To do = Check each line of the material below for the string "color", then report how many lines have it, and nothing else.

Provided records =
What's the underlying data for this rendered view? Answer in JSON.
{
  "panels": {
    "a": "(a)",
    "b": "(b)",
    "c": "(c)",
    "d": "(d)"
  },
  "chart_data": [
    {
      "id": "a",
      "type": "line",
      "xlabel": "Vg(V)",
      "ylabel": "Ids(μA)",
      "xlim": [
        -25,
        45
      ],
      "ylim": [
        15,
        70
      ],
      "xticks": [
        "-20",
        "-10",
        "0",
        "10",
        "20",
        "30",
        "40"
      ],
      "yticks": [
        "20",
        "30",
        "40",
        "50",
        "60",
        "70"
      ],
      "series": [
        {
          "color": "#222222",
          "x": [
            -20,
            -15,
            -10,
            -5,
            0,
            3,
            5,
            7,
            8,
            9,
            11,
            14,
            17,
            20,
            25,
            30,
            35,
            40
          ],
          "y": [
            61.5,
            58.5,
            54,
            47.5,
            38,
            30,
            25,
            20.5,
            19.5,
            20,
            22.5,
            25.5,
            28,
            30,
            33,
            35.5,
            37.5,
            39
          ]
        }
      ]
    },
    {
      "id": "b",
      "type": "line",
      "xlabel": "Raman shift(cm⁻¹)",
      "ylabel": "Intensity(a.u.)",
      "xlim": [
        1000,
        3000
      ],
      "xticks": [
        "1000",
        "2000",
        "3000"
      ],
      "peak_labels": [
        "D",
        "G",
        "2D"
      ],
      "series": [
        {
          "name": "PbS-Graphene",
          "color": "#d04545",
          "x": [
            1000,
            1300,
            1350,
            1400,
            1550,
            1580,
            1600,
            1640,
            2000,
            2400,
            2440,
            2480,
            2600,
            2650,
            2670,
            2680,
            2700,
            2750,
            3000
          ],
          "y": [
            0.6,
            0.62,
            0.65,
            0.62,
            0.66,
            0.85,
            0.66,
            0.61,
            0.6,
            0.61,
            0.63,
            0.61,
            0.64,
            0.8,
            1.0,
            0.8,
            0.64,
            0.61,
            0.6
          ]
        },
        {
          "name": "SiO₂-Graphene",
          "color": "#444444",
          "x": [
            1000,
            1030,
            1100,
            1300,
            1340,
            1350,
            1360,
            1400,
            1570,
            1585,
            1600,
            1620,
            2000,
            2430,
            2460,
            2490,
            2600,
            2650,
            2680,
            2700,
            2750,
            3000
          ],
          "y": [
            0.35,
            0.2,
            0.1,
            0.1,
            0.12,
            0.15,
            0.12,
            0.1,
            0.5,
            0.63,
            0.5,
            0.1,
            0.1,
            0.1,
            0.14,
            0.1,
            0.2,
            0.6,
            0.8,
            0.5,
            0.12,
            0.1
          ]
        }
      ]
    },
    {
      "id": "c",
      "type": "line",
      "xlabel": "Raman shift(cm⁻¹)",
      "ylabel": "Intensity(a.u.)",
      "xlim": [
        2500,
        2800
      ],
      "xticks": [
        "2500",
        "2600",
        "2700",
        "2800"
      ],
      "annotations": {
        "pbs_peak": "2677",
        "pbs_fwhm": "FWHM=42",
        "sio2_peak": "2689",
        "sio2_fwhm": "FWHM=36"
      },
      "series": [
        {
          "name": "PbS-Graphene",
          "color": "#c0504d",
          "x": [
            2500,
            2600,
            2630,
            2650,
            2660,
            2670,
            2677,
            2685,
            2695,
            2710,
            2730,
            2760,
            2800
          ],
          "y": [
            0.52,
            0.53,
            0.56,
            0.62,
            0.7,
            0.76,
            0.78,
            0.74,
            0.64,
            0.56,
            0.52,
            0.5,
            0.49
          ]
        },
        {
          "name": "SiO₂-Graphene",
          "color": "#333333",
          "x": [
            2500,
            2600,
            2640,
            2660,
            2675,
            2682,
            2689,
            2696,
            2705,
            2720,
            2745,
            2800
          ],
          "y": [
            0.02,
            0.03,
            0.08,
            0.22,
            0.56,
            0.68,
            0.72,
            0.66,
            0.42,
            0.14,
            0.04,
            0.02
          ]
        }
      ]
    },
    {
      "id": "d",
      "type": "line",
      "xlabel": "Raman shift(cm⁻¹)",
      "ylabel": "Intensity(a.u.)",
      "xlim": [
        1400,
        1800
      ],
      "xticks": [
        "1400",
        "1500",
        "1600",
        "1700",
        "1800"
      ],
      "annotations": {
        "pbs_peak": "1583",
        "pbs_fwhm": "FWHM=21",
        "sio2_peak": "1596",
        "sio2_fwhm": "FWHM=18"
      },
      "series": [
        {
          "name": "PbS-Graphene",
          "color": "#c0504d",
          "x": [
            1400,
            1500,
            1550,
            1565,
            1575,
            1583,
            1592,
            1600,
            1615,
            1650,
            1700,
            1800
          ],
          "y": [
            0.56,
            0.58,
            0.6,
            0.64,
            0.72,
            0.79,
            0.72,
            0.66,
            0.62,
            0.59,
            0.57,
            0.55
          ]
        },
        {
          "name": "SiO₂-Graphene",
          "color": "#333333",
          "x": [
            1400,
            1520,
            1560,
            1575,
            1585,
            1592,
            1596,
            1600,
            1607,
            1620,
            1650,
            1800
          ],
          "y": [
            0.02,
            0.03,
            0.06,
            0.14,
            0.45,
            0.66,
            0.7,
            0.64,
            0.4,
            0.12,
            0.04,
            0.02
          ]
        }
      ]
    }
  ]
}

Result = 7